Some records
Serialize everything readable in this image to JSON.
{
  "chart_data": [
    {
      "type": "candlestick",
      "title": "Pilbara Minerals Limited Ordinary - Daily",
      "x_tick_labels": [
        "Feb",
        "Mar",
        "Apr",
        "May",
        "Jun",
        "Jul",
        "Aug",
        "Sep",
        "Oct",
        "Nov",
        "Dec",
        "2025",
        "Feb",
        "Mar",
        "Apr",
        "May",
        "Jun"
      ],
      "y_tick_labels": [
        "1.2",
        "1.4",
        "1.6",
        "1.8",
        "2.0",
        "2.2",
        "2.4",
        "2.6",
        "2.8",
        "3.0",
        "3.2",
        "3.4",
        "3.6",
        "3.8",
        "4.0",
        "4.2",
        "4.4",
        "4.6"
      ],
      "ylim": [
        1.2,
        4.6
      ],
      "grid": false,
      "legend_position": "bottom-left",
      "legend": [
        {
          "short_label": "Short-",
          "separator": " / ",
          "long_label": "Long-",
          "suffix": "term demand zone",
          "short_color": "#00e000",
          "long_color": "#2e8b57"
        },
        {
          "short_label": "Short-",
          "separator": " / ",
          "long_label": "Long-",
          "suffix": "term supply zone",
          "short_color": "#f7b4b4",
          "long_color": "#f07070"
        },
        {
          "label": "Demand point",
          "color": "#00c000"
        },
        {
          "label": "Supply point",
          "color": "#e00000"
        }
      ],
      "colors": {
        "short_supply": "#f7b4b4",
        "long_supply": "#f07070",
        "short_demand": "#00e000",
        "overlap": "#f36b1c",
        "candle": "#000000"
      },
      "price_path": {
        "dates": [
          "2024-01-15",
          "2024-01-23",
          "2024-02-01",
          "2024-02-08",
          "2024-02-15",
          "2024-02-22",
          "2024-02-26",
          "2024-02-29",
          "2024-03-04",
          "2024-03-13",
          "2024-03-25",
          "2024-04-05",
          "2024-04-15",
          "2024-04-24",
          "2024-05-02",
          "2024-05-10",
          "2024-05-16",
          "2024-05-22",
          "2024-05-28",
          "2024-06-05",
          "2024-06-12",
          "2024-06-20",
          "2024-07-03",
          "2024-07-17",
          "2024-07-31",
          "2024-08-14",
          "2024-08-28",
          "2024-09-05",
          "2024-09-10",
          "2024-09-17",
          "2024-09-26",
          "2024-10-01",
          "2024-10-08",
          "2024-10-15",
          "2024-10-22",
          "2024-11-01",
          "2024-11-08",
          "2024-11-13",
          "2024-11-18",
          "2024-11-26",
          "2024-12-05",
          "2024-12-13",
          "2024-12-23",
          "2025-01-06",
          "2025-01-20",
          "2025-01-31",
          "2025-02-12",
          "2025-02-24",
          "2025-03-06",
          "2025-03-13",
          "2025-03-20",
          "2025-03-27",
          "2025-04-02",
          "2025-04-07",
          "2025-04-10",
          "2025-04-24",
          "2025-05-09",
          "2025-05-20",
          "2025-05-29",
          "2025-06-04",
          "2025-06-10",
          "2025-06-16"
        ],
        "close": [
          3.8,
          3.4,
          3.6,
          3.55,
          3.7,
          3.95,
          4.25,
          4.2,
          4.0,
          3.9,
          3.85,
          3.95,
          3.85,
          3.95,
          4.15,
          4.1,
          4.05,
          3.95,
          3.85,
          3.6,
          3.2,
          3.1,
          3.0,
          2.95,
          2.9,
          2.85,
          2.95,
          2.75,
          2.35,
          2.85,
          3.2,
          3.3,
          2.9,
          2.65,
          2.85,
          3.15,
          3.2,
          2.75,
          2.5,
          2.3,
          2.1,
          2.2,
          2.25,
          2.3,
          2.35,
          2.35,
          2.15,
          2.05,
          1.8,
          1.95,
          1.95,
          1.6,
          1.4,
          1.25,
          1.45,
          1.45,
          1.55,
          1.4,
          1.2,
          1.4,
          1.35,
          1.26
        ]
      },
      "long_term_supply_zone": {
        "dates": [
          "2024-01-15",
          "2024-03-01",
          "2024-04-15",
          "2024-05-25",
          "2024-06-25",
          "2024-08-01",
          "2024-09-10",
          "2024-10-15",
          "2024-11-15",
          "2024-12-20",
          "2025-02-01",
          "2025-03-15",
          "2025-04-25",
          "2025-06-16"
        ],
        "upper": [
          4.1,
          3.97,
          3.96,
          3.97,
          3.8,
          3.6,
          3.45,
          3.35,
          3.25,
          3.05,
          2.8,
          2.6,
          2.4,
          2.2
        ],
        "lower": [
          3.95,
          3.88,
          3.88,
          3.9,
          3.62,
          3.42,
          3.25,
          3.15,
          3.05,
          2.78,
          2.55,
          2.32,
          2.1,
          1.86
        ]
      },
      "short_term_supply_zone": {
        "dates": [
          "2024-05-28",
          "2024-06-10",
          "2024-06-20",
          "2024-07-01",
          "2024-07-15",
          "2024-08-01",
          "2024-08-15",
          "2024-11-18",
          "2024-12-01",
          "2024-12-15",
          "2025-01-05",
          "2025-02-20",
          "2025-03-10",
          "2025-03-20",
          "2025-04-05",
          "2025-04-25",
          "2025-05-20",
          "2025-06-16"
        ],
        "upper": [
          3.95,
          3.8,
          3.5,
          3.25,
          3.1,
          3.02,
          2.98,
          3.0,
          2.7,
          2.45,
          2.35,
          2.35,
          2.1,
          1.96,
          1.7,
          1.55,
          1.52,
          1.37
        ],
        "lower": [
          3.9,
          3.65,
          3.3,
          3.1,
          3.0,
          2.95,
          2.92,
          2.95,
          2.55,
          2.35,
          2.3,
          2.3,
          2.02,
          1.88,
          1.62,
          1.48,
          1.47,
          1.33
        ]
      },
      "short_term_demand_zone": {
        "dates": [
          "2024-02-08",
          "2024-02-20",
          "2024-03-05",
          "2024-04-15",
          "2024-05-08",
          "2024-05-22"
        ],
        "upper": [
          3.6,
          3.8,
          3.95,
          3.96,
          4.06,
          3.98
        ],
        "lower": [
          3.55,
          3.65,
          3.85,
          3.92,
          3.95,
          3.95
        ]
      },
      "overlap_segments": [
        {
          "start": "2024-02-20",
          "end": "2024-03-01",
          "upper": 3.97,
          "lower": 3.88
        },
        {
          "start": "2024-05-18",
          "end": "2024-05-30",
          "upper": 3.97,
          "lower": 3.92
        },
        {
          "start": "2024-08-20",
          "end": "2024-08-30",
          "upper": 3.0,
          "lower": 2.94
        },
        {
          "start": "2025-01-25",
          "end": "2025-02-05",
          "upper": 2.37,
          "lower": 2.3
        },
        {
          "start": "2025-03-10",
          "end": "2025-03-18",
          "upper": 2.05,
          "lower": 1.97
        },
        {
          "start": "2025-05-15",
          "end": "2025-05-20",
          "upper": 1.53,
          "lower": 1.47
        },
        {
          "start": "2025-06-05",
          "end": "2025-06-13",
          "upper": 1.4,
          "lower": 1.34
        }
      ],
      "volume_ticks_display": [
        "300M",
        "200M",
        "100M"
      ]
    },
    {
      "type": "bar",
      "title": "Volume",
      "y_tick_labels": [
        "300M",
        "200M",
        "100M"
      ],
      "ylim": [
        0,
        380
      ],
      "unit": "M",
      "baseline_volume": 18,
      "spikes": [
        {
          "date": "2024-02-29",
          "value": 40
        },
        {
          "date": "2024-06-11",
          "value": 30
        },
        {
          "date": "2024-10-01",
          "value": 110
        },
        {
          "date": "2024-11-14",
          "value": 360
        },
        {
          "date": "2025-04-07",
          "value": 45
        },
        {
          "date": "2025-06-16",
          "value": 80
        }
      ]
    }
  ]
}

#### What the task asks
Return the whole listing exactly.

#### The answer
Serialize everything readable in this image to JSON.
{
  "chart_data": [
    {
      "type": "candlestick",
      "title": "Pilbara Minerals Limited Ordinary - Daily",
      "x_tick_labels": [
        "Feb",
        "Mar",
        "Apr",
        "May",
        "Jun",
        "Jul",
        "Aug",
        "Sep",
        "Oct",
        "Nov",
        "Dec",
        "2025",
        "Feb",
        "Mar",
        "Apr",
        "May",
        "Jun"
      ],
      "y_tick_labels": [
        "1.2",
        "1.4",
        "1.6",
        "1.8",
        "2.0",
        "2.2",
        "2.4",
        "2.6",
        "2.8",
        "3.0",
        "3.2",
        "3.4",
        "3.6",
        "3.8",
        "4.0",
        "4.2",
        "4.4",
        "4.6"
      ],
      "ylim": [
        1.2,
        4.6
      ],
      "grid": false,
      "legend_position": "bottom-left",
      "legend": [
        {
          "short_label": "Short-",
          "separator": " / ",
          "long_label": "Long-",
          "suffix": "term demand zone",
          "short_color": "#00e000",
          "long_color": "#2e8b57"
        },
        {
          "short_label": "Short-",
          "separator": " / ",
          "long_label": "Long-",
          "suffix": "term supply zone",
          "short_color": "#f7b4b4",
          "long_color": "#f07070"
        },
        {
          "label": "Demand point",
          "color": "#00c000"
        },
        {
          "label": "Supply point",
          "color": "#e00000"
        }
      ],
      "colors": {
        "short_supply": "#f7b4b4",
        "long_supply": "#f07070",
        "short_demand": "#00e000",
        "overlap": "#f36b1c",
        "candle": "#000000"
      },
      "price_path": {
        "dates": [
          "2024-01-15",
          "2024-01-23",
          "2024-02-01",
          "2024-02-08",
          "2024-02-15",
          "2024-02-22",
          "2024-02-26",
          "2024-02-29",
          "2024-03-04",
          "2024-03-13",
          "2024-03-25",
          "2024-04-05",
          "2024-04-15",
          "2024-04-24",
          "2024-05-02",
          "2024-05-10",
          "2024-05-16",
          "2024-05-22",
          "2024-05-28",
          "2024-06-05",
          "2024-06-12",
          "2024-06-20",
          "2024-07-03",
          "2024-07-17",
          "2024-07-31",
          "2024-08-14",
          "2024-08-28",
          "2024-09-05",
          "2024-09-10",
          "2024-09-17",
          "2024-09-26",
          "2024-10-01",
          "2024-10-08",
          "2024-10-15",
          "2024-10-22",
          "2024-11-01",
          "2024-11-08",
          "2024-11-13",
          "2024-11-18",
          "2024-11-26",
          "2024-12-05",
          "2024-12-13",
          "2024-12-23",
          "2025-01-06",
          "2025-01-20",
          "2025-01-31",
          "2025-02-12",
          "2025-02-24",
          "2025-03-06",
          "2025-03-13",
          "2025-03-20",
          "2025-03-27",
          "2025-04-02",
          "2025-04-07",
          "2025-04-10",
          "2025-04-24",
          "2025-05-09",
          "2025-05-20",
          "2025-05-29",
          "2025-06-04",
          "2025-06-10",
          "2025-06-16"
        ],
        "close": [
          3.8,
          3.4,
          3.6,
          3.55,
          3.7,
          3.95,
          4.25,
          4.2,
          4.0,
          3.9,
          3.85,
          3.95,
          3.85,
          3.95,
          4.15,
          4.1,
          4.05,
          3.95,
          3.85,
          3.6,
          3.2,
          3.1,
          3.0,
          2.95,
          2.9,
          2.85,
          2.95,
          2.75,
          2.35,
          2.85,
          3.2,
          3.3,
          2.9,
          2.65,
          2.85,
          3.15,
          3.2,
          2.75,
          2.5,
          2.3,
          2.1,
          2.2,
          2.25,
          2.3,
          2.35,
          2.35,
          2.15,
          2.05,
          1.8,
          1.95,
          1.95,
          1.6,
          1.4,
          1.25,
          1.45,
          1.45,
          1.55,
          1.4,
          1.2,
          1.4,
          1.35,
          1.26
        ]
      },
      "long_term_supply_zone": {
        "dates": [
          "2024-01-15",
          "2024-03-01",
          "2024-04-15",
          "2024-05-25",
          "2024-06-25",
          "2024-08-01",
          "2024-09-10",
          "2024-10-15",
          "2024-11-15",
          "2024-12-20",
          "2025-02-01",
          "2025-03-15",
          "2025-04-25",
          "2025-06-16"
        ],
        "upper": [
          4.1,
          3.97,
          3.96,
          3.97,
          3.8,
          3.6,
          3.45,
          3.35,
          3.25,
          3.05,
          2.8,
          2.6,
          2.4,
          2.2
        ],
        "lower": [
          3.95,
          3.88,
          3.88,
          3.9,
          3.62,
          3.42,
          3.25,
          3.15,
          3.05,
          2.78,
          2.55,
          2.32,
          2.1,
          1.86
        ]
      },
      "short_term_supply_zone": {
        "dates": [
          "2024-05-28",
          "2024-06-10",
          "2024-06-20",
          "2024-07-01",
          "2024-07-15",
          "2024-08-01",
          "2024-08-15",
          "2024-11-18",
          "2024-12-01",
          "2024-12-15",
          "2025-01-05",
          "2025-02-20",
          "2025-03-10",
          "2025-03-20",
          "2025-04-05",
          "2025-04-25",
          "2025-05-20",
          "2025-06-16"
        ],
        "upper": [
          3.95,
          3.8,
          3.5,
          3.25,
          3.1,
          3.02,
          2.98,
          3.0,
          2.7,
          2.45,
          2.35,
          2.35,
          2.1,
          1.96,
          1.7,
          1.55,
          1.52,
          1.37
        ],
        "lower": [
          3.9,
          3.65,
          3.3,
          3.1,
          3.0,
          2.95,
          2.92,
          2.95,
          2.55,
          2.35,
          2.3,
          2.3,
          2.02,
          1.88,
          1.62,
          1.48,
          1.47,
          1.33
        ]
      },
      "short_term_demand_zone": {
        "dates": [
          "2024-02-08",
          "2024-02-20",
          "2024-03-05",
          "2024-04-15",
          "2024-05-08",
          "2024-05-22"
        ],
        "upper": [
          3.6,
          3.8,
          3.95,
          3.96,
          4.06,
          3.98
        ],
        "lower": [
          3.55,
          3.65,
          3.85,
          3.92,
          3.95,
          3.95
        ]
      },
      "overlap_segments": [
        {
          "start": "2024-02-20",
          "end": "2024-03-01",
          "upper": 3.97,
          "lower": 3.88
        },
        {
          "start": "2024-05-18",
          "end": "2024-05-30",
          "upper": 3.97,
          "lower": 3.92
        },
        {
          "start": "2024-08-20",
          "end": "2024-08-30",
          "upper": 3.0,
          "lower": 2.94
        },
        {
          "start": "2025-01-25",
          "end": "2025-02-05",
          "upper": 2.37,
          "lower": 2.3
        },
        {
          "start": "2025-03-10",
          "end": "2025-03-18",
          "upper": 2.05,
          "lower": 1.97
        },
        {
          "start": "2025-05-15",
          "end": "2025-05-20",
          "upper": 1.53,
          "lower": 1.47
        },
        {
          "start": "2025-06-05",
          "end": "2025-06-13",
          "upper": 1.4,
          "lower": 1.34
        }
      ],
      "volume_ticks_display": [
        "300M",
        "200M",
        "100M"
      ]
    },
    {
      "type": "bar",
      "title": "Volume",
      "y_tick_labels": [
        "300M",
        "200M",
        "100M"
      ],
      "ylim": [
        0,
        380
      ],
      "unit": "M",
      "baseline_volume": 18,
      "spikes": [
        {
          "date": "2024-02-29",
          "value": 40
        },
        {
          "date": "2024-06-11",
          "value": 30
        },
        {
          "date": "2024-10-01",
          "value": 110
        },
        {
          "date": "2024-11-14",
          "value": 360
        },
        {
          "date": "2025-04-07",
          "value": 45
        },
        {
          "date": "2025-06-16",
          "value": 80
        }
      ]
    }
  ]
}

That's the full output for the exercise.